start

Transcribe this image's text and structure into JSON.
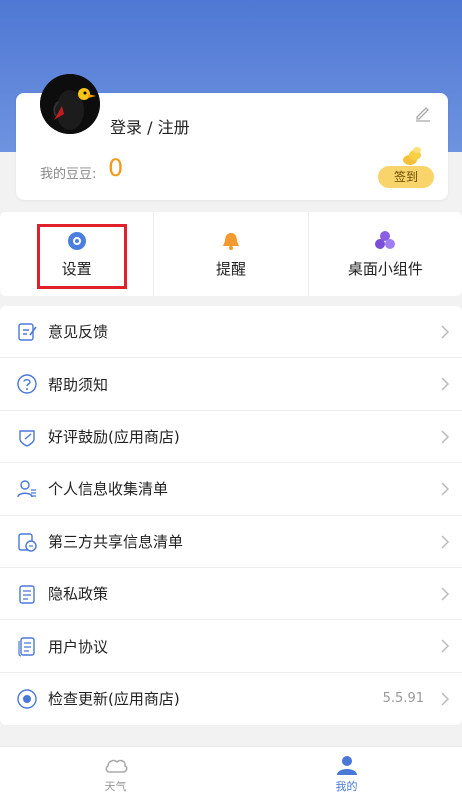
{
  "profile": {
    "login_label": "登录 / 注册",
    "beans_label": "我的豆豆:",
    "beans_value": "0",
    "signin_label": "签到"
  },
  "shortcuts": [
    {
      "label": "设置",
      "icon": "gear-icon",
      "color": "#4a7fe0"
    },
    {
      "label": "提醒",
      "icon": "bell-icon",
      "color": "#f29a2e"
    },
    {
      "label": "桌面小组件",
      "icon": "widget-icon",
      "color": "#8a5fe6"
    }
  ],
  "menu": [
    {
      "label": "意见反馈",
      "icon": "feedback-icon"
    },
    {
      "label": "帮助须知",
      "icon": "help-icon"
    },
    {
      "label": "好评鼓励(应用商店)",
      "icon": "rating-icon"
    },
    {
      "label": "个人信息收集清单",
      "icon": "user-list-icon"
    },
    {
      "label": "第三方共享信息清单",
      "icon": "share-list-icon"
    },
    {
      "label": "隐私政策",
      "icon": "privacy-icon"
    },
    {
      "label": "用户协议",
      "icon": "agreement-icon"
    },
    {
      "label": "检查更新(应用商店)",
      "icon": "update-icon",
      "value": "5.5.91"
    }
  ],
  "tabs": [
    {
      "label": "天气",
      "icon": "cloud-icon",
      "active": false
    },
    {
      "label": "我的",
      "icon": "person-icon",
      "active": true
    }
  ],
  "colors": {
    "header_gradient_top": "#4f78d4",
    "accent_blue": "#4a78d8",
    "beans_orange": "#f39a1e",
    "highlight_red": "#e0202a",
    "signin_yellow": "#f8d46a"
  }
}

end
start

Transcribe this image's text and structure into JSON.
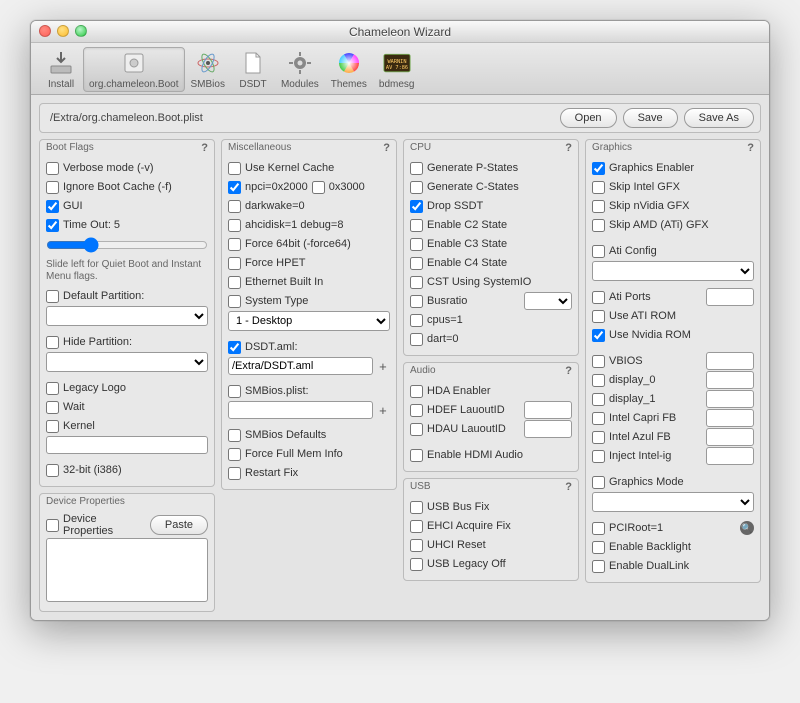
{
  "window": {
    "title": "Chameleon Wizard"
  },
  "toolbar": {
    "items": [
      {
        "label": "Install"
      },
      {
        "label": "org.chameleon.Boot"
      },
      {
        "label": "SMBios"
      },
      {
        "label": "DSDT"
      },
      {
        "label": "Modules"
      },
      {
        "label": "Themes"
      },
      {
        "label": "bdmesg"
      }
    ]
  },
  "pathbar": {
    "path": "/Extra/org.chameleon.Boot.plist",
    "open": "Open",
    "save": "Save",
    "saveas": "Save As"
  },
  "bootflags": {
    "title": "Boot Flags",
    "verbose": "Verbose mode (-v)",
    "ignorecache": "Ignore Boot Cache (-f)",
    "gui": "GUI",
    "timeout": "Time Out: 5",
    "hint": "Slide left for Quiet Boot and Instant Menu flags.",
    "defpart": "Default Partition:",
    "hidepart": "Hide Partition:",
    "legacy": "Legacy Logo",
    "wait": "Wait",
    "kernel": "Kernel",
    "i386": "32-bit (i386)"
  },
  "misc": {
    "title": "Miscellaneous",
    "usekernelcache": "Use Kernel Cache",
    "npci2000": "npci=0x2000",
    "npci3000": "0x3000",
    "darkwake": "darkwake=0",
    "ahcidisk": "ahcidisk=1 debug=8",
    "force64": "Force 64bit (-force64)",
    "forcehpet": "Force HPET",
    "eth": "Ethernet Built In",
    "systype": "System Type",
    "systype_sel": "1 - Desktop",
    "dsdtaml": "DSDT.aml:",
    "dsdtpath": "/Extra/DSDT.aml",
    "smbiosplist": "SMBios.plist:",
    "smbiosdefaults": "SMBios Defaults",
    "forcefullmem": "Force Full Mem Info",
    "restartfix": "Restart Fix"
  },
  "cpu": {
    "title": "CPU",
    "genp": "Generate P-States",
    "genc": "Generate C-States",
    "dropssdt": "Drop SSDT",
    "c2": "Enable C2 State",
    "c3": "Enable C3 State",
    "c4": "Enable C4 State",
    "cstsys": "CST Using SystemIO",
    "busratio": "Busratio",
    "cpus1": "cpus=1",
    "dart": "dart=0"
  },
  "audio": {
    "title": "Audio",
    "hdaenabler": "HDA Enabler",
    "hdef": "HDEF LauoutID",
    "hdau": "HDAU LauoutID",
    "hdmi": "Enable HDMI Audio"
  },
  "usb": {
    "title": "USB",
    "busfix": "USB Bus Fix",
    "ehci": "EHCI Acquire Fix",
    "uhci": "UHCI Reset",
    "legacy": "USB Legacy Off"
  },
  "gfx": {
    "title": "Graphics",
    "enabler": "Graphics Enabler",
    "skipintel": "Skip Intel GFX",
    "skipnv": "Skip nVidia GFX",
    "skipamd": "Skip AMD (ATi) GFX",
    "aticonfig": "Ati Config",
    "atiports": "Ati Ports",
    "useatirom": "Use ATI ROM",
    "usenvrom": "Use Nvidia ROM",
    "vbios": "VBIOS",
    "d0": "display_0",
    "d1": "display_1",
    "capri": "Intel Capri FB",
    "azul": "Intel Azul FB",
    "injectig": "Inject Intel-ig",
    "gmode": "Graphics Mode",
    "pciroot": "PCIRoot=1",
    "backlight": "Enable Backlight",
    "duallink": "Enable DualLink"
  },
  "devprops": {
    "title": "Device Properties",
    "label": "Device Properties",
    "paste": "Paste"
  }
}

end

Directions: From the data above, copy each line that has the string "legacy".

Output for this task:
    "legacy": "Legacy Logo",
    "legacy": "USB Legacy Off"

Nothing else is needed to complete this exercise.